**EXERCISE OBJECTIVE:**
Could you arrange all the lines of the material below as a numbered list, leaving out blank lines and the pictures?

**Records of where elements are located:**
○ ○ ○

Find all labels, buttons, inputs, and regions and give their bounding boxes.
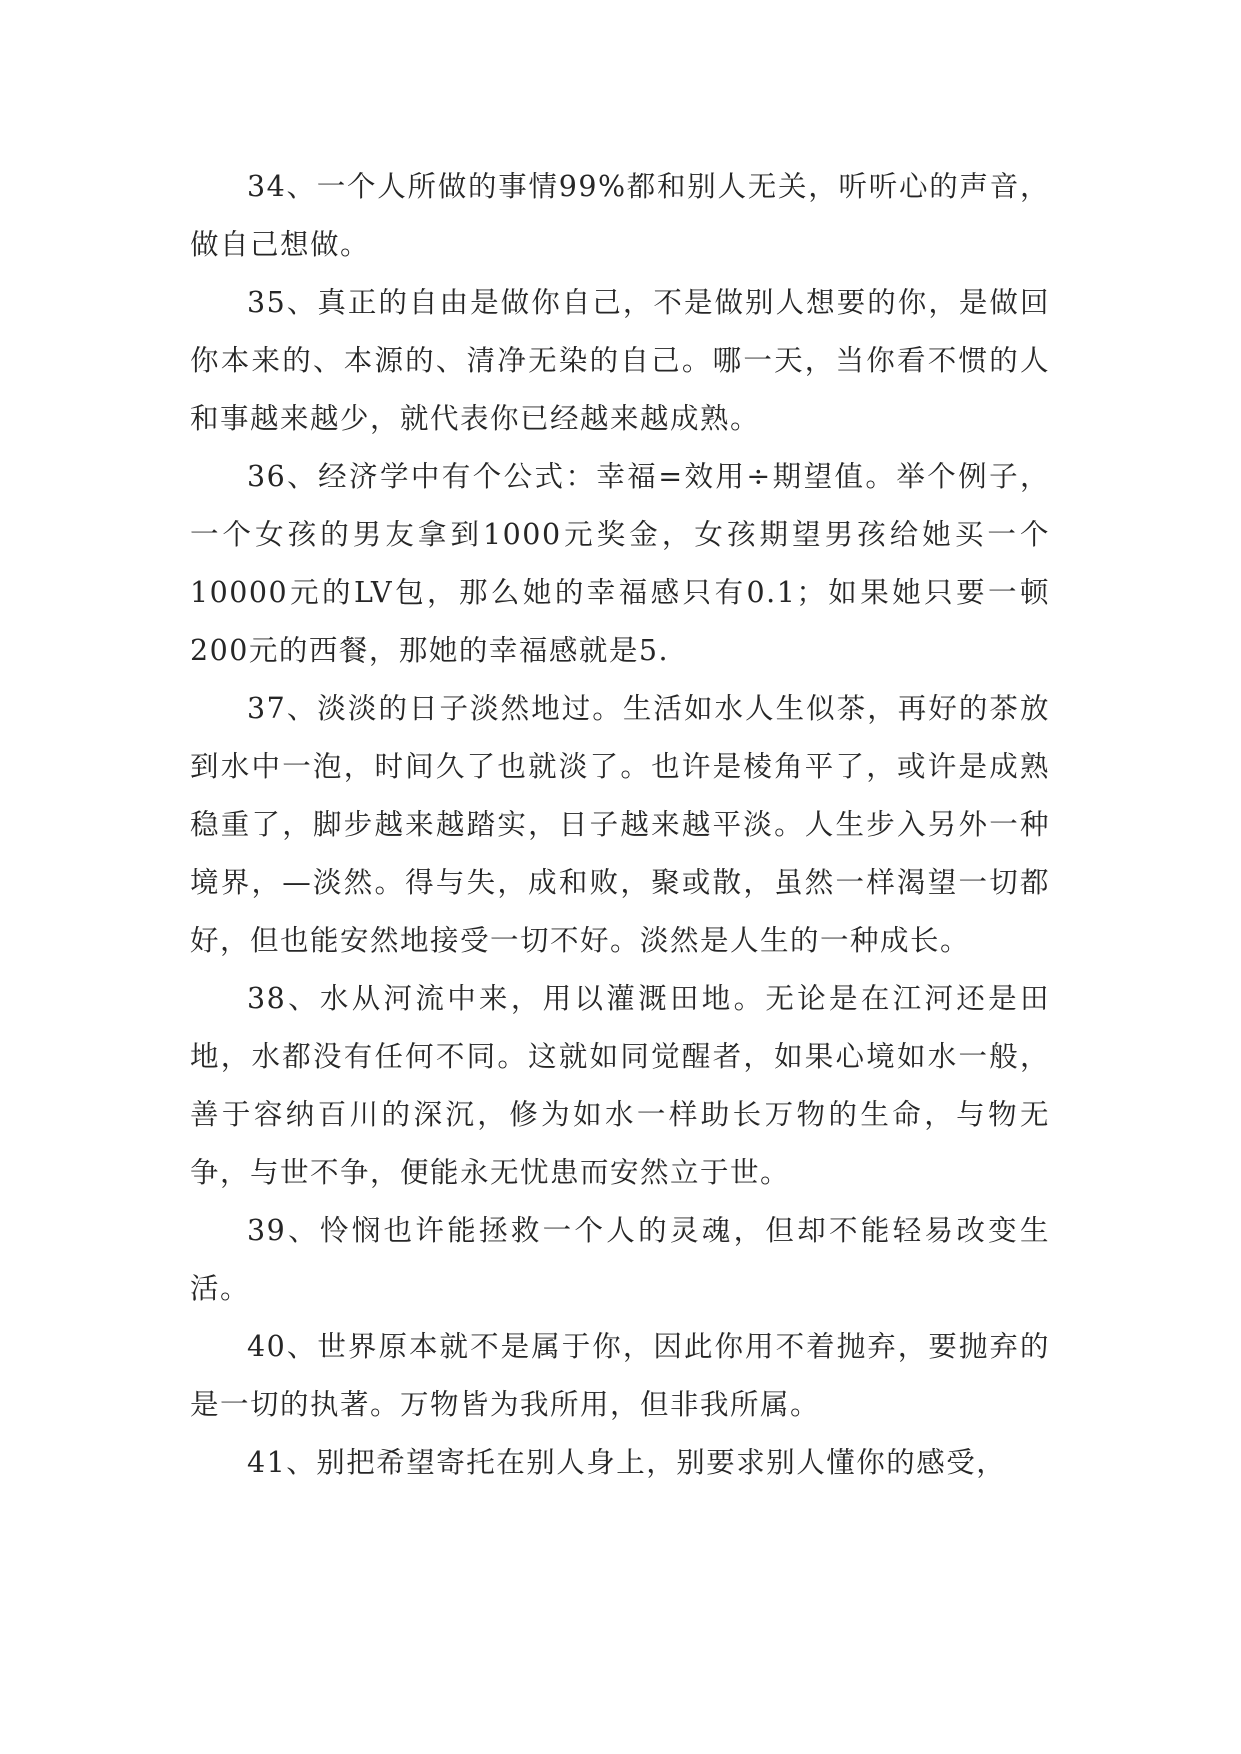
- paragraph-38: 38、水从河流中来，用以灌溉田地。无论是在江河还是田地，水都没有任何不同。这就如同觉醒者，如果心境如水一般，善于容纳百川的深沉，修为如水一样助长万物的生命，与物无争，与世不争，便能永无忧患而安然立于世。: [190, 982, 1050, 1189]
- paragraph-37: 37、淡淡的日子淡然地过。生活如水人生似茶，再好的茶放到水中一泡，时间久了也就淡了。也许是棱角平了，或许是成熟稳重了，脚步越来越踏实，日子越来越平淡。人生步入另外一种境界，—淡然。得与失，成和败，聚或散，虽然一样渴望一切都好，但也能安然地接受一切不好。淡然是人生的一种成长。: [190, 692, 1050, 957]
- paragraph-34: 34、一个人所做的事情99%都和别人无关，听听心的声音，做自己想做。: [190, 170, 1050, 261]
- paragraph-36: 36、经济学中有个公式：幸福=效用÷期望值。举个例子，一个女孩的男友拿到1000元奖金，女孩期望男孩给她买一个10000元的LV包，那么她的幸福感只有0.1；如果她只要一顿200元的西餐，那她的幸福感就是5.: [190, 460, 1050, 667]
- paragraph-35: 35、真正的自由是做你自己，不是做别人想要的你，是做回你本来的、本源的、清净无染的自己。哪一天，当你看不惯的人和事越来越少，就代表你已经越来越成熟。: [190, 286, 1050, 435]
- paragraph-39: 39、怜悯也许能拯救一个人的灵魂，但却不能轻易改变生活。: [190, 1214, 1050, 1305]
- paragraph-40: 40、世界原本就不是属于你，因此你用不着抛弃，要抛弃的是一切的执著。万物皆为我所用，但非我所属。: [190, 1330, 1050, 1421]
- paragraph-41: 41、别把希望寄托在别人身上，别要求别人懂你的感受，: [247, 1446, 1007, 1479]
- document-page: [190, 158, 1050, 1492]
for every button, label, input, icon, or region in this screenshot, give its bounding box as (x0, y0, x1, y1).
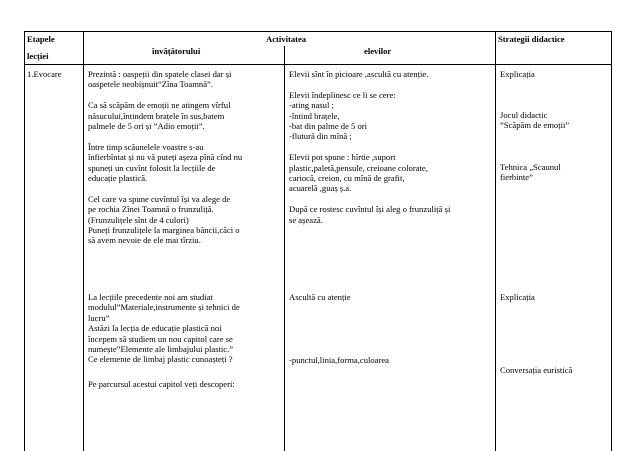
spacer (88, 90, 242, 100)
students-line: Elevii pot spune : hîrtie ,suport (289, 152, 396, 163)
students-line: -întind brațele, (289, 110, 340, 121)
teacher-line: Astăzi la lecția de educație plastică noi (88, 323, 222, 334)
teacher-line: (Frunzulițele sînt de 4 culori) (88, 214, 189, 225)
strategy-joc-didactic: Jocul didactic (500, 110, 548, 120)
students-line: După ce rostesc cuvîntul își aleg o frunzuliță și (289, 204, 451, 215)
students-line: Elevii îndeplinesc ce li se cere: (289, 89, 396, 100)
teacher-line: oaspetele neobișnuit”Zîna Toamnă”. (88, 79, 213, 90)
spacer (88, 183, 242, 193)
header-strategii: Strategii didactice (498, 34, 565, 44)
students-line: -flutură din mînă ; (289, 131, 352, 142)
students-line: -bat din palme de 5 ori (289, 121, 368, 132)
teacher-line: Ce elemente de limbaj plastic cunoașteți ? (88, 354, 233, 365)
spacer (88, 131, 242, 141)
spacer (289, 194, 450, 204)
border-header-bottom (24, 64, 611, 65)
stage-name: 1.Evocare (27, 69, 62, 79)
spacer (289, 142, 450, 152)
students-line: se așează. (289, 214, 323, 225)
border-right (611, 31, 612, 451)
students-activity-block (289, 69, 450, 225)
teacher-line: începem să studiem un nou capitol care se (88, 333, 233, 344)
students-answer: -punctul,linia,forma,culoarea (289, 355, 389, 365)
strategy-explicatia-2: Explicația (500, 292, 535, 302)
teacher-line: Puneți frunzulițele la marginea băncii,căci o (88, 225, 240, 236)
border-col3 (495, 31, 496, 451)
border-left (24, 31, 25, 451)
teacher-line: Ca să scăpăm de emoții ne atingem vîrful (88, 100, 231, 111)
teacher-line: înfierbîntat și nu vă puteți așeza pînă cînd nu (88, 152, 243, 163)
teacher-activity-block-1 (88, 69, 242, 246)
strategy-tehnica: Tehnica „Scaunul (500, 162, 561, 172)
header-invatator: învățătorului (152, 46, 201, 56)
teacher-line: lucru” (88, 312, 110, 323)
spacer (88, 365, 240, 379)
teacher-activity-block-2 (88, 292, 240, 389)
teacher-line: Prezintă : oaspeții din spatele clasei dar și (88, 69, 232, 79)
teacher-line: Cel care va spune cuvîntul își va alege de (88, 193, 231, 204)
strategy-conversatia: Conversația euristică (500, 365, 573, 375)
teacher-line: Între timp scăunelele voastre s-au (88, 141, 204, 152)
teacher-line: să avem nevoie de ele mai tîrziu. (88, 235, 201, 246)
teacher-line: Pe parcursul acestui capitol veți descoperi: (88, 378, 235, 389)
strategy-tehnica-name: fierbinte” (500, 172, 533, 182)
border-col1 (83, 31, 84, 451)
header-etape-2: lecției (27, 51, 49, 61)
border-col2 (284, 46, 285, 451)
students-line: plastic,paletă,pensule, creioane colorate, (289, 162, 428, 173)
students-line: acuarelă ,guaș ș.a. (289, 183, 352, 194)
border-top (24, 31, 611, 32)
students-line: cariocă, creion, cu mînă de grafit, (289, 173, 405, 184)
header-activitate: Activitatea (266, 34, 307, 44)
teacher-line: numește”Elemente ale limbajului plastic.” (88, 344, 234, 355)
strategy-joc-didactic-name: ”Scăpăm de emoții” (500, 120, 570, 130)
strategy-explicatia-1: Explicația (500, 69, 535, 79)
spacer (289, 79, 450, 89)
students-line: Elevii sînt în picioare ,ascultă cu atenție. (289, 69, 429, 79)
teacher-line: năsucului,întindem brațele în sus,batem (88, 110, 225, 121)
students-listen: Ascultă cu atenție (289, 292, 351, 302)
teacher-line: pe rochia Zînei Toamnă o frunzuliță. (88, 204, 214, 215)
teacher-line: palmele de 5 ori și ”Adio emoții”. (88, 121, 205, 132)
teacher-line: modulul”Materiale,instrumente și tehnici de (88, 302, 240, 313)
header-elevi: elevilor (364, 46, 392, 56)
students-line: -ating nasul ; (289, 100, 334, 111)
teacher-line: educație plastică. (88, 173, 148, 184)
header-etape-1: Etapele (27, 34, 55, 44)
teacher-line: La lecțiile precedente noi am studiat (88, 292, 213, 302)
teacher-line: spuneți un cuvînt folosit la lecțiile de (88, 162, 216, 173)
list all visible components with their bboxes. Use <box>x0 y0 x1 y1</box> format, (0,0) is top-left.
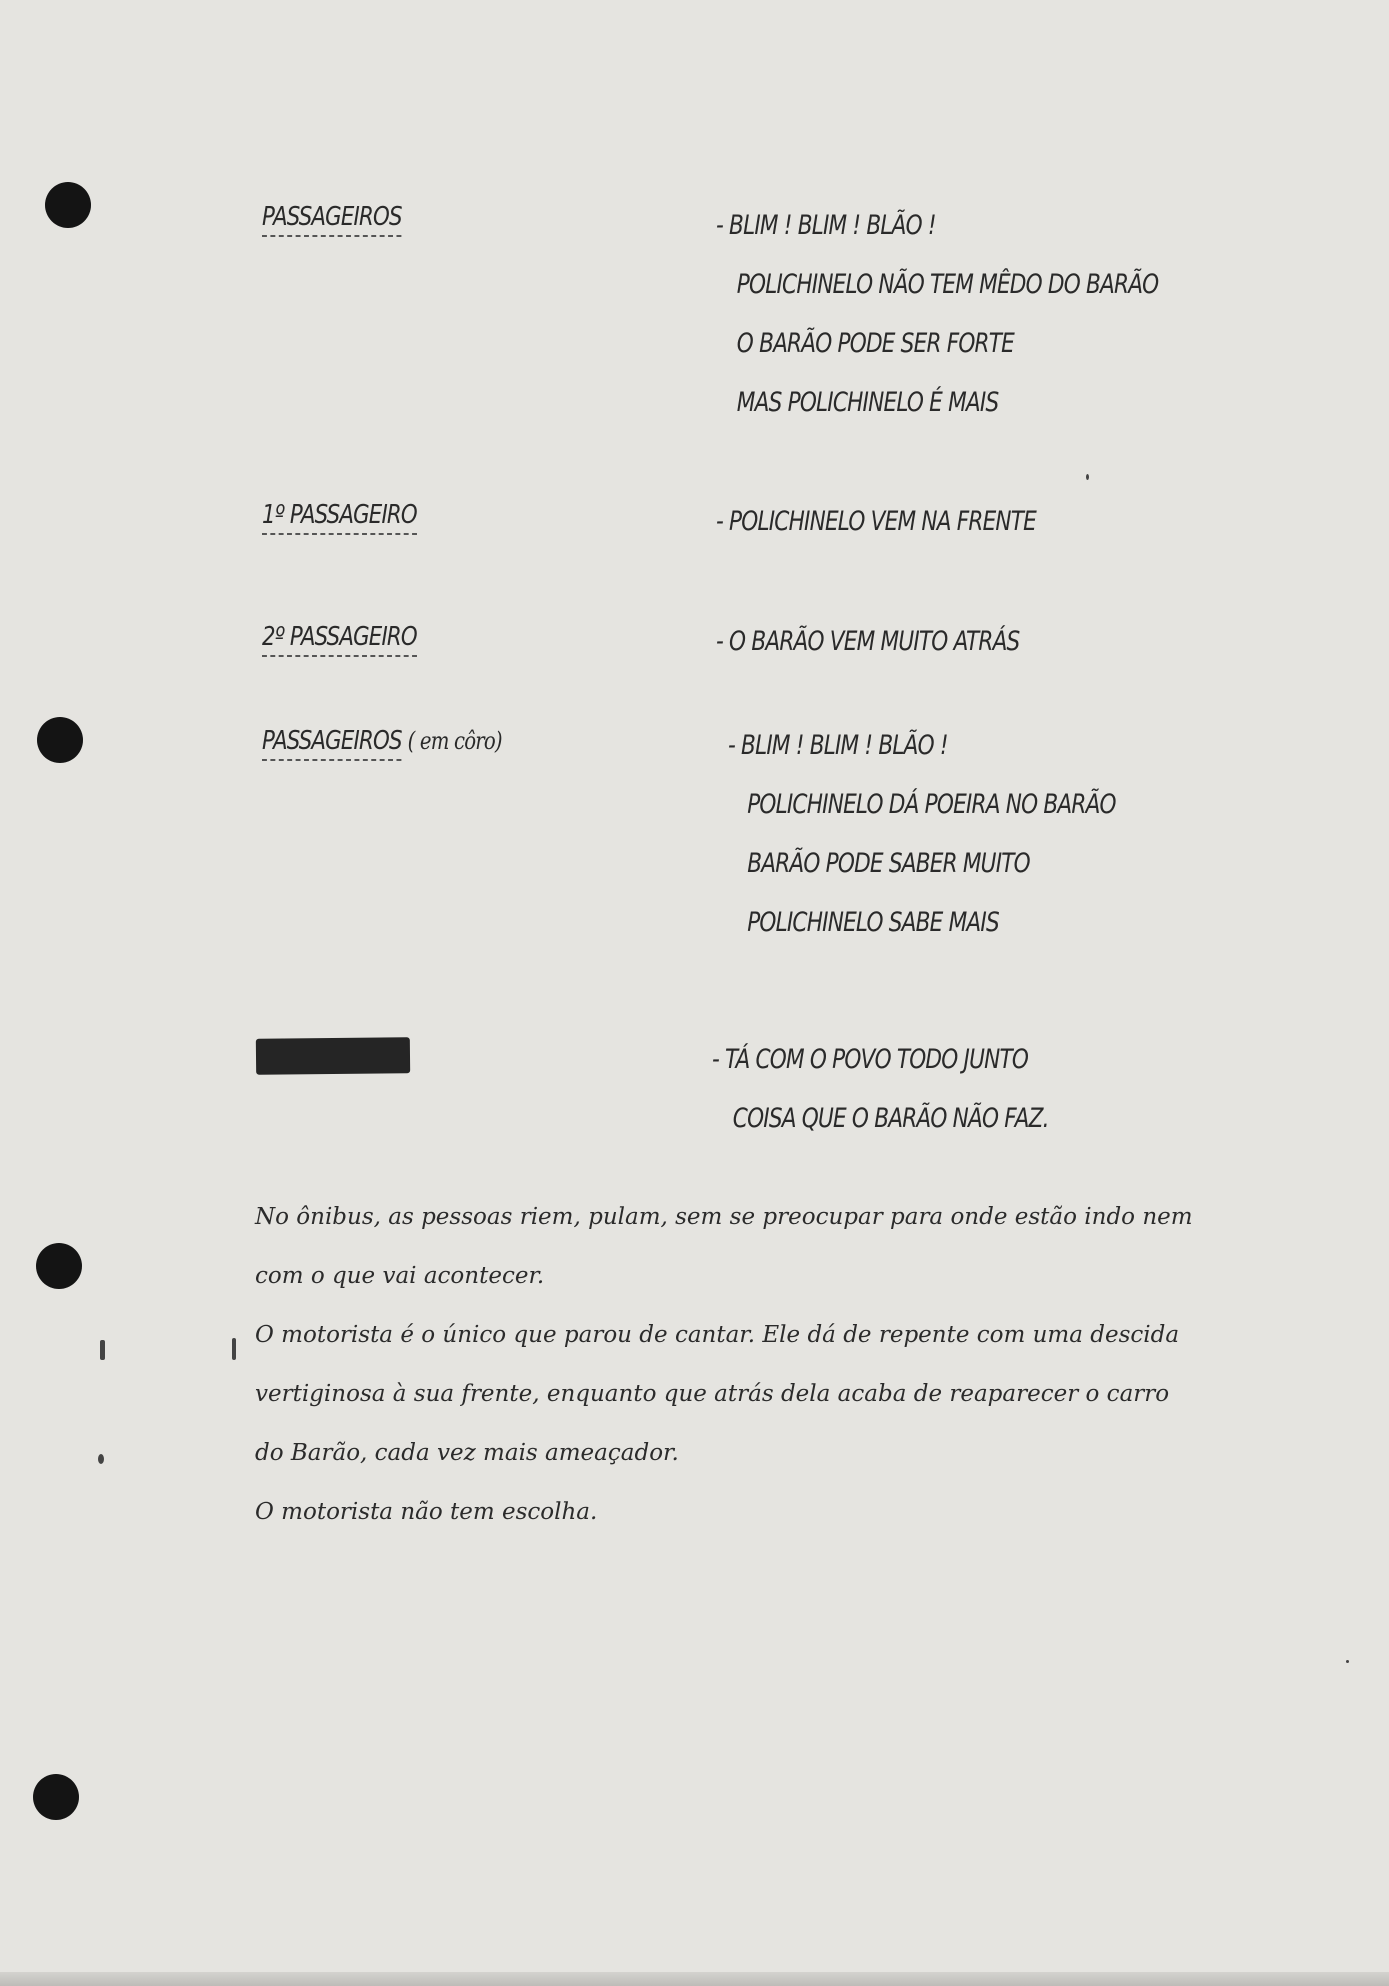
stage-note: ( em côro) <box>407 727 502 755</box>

○ ○ ○

**COMPLETE RESPONSE:**
1. Find all labels, buttons, inputs, and regions and give their bounding boxes.
2. - paragraph-38: 38、水从河流中来，用以灌溉田地。无论是在江河还是田地，水都没有任何不同。这就如同觉醒者，如果心境如水一般，善于容纳百川的深沉，修为如水一样助长万物的生命，与物无争，与世不争，便能永无忧患而安然立于世。: [190, 982, 1050, 1189]
3. - paragraph-37: 37、淡淡的日子淡然地过。生活如水人生似茶，再好的茶放到水中一泡，时间久了也就淡了。也许是棱角平了，或许是成熟稳重了，脚步越来越踏实，日子越来越平淡。人生步入另外一种境界，—淡然。得与失，成和败，聚或散，虽然一样渴望一切都好，但也能安然地接受一切不好。淡然是人生的一种成长。: [190, 692, 1050, 957]
4. - paragraph-34: 34、一个人所做的事情99%都和别人无关，听听心的声音，做自己想做。: [190, 170, 1050, 261]
5. - paragraph-36: 36、经济学中有个公式：幸福=效用÷期望值。举个例子，一个女孩的男友拿到1000元奖金，女孩期望男孩给她买一个10000元的LV包，那么她的幸福感只有0.1；如果她只要一顿200元的西餐，那她的幸福感就是5.: [190, 460, 1050, 667]
6. - paragraph-35: 35、真正的自由是做你自己，不是做别人想要的你，是做回你本来的、本源的、清净无染的自己。哪一天，当你看不惯的人和事越来越少，就代表你已经越来越成熟。: [190, 286, 1050, 435]
7. - paragraph-39: 39、怜悯也许能拯救一个人的灵魂，但却不能轻易改变生活。: [190, 1214, 1050, 1305]
8. - paragraph-40: 40、世界原本就不是属于你，因此你用不着抛弃，要抛弃的是一切的执著。万物皆为我所用，但非我所属。: [190, 1330, 1050, 1421]
9. - paragraph-41: 41、别把希望寄托在别人身上，别要求别人懂你的感受，: [247, 1446, 1007, 1479]
10. - document-page: [190, 158, 1050, 1492]
11. for every button, label, input, icon, or region in this screenshot, give its bounding box as (x0, y0, x1, y1).
12. spacer (88, 90, 242, 100)
13. students-line: Elevii pot spune : hîrtie ,suport (289, 152, 396, 163)
14. students-line: -întind brațele, (289, 110, 340, 121)
15. teacher-line: Astăzi la lecția de educație plastică noi (88, 323, 222, 334)
16. teacher-line: (Frunzulițele sînt de 4 culori) (88, 214, 189, 225)
17. strategy-joc-didactic: Jocul didactic (500, 110, 548, 120)
18. students-line: După ce rostesc cuvîntul își aleg o frunzuliță și (289, 204, 451, 215)
19. students-line: Elevii îndeplinesc ce li se cere: (289, 89, 396, 100)
20. teacher-line: oaspetele neobișnuit”Zîna Toamnă”. (88, 79, 213, 90)
21. spacer (88, 183, 242, 193)
22. header-strategii: Strategii didactice (498, 34, 565, 44)
23. students-line: -flutură din mînă ; (289, 131, 352, 142)
24. students-line: -bat din palme de 5 ori (289, 121, 368, 132)
25. teacher-line: Ce elemente de limbaj plastic cunoașteți ? (88, 354, 233, 365)
26. spacer (88, 131, 242, 141)
27. spacer (289, 194, 450, 204)
28. border-header-bottom (24, 64, 611, 65)
29. stage-name: 1.Evocare (27, 69, 62, 79)
30. spacer (289, 142, 450, 152)
31. students-line: se așează. (289, 214, 323, 225)
32. border-right (611, 31, 612, 451)
33. students-activity-block (289, 69, 450, 225)
34. teacher-line: începem să studiem un nou capitol care se (88, 333, 233, 344)
35. students-answer: -punctul,linia,forma,culoarea (289, 355, 389, 365)
36. strategy-explicatia-2: Explicația (500, 292, 535, 302)
37. teacher-line: Puneți frunzulițele la marginea băncii,căci o (88, 225, 240, 236)
38. border-col3 (495, 31, 496, 451)
39. border-left (24, 31, 25, 451)
40. teacher-line: Ca să scăpăm de emoții ne atingem vîrful (88, 100, 231, 111)
41. teacher-line: înfierbîntat și nu vă puteți așeza pînă cînd nu (88, 152, 243, 163)
42. teacher-activity-block-1 (88, 69, 242, 246)
43. strategy-tehnica: Tehnica „Scaunul (500, 162, 561, 172)
44. header-invatator: învățătorului (152, 46, 201, 56)
45. teacher-line: lucru” (88, 312, 110, 323)
46. spacer (88, 365, 240, 379)
47. teacher-activity-block-2 (88, 292, 240, 389)
48. teacher-line: Prezintă : oaspeții din spatele clasei dar și (88, 69, 232, 79)
49. teacher-line: Cel care va spune cuvîntul își va alege de (88, 193, 231, 204)
50. strategy-conversatia: Conversația euristică (500, 365, 573, 375)
51. teacher-line: Între timp scăunelele voastre s-au (88, 141, 204, 152)
52. teacher-line: să avem nevoie de ele mai tîrziu. (88, 235, 201, 246)
53. teacher-line: Pe parcursul acestui capitol veți descoperi: (88, 378, 235, 389)
54. strategy-tehnica-name: fierbinte” (500, 172, 533, 182)
55. border-col1 (83, 31, 84, 451)
56. header-etape-2: lecției (27, 51, 49, 61)
57. border-col2 (284, 46, 285, 451)
58. students-line: plastic,paletă,pensule, creioane colorate, (289, 162, 428, 173)
59. students-line: acuarelă ,guaș ș.a. (289, 183, 352, 194)
60. border-top (24, 31, 611, 32)
61. students-line: cariocă, creion, cu mînă de grafit, (289, 173, 405, 184)
62. header-activitate: Activitatea (266, 34, 307, 44)
63. teacher-line: numește”Elemente ale limbajului plastic.” (88, 344, 234, 355)
64. strategy-joc-didactic-name: ”Scăpăm de emoții” (500, 120, 570, 130)
65. strategy-explicatia-1: Explicația (500, 69, 535, 79)
66. spacer (289, 79, 450, 89)
67. students-line: Elevii sînt în picioare ,ascultă cu atenție. (289, 69, 429, 79)
68. teacher-line: năsucului,întindem brațele în sus,batem (88, 110, 225, 121)
69. students-listen: Ascultă cu atenție (289, 292, 351, 302)
70. teacher-line: pe rochia Zînei Toamnă o frunzuliță. (88, 204, 214, 215)
71. teacher-line: palmele de 5 ori și ”Adio emoții”. (88, 121, 205, 132)
72. teacher-line: modulul”Materiale,instrumente și tehnici de (88, 302, 240, 313)
73. header-elevi: elevilor (364, 46, 392, 56)
74. students-line: -ating nasul ; (289, 100, 334, 111)
75. teacher-line: educație plastică. (88, 173, 148, 184)
76. header-etape-1: Etapele (27, 34, 55, 44)
77. teacher-line: La lecțiile precedente noi am studiat (88, 292, 213, 302)
78. teacher-line: spuneți un cuvînt folosit la lecțiile de (88, 162, 216, 173)
79. list all visible components with their bboxes. Use <box>x0 y0 x1 y1</box> format, (0,0) is top-left.
80. stage-note: ( em côro) <box>407 727 502 755</box>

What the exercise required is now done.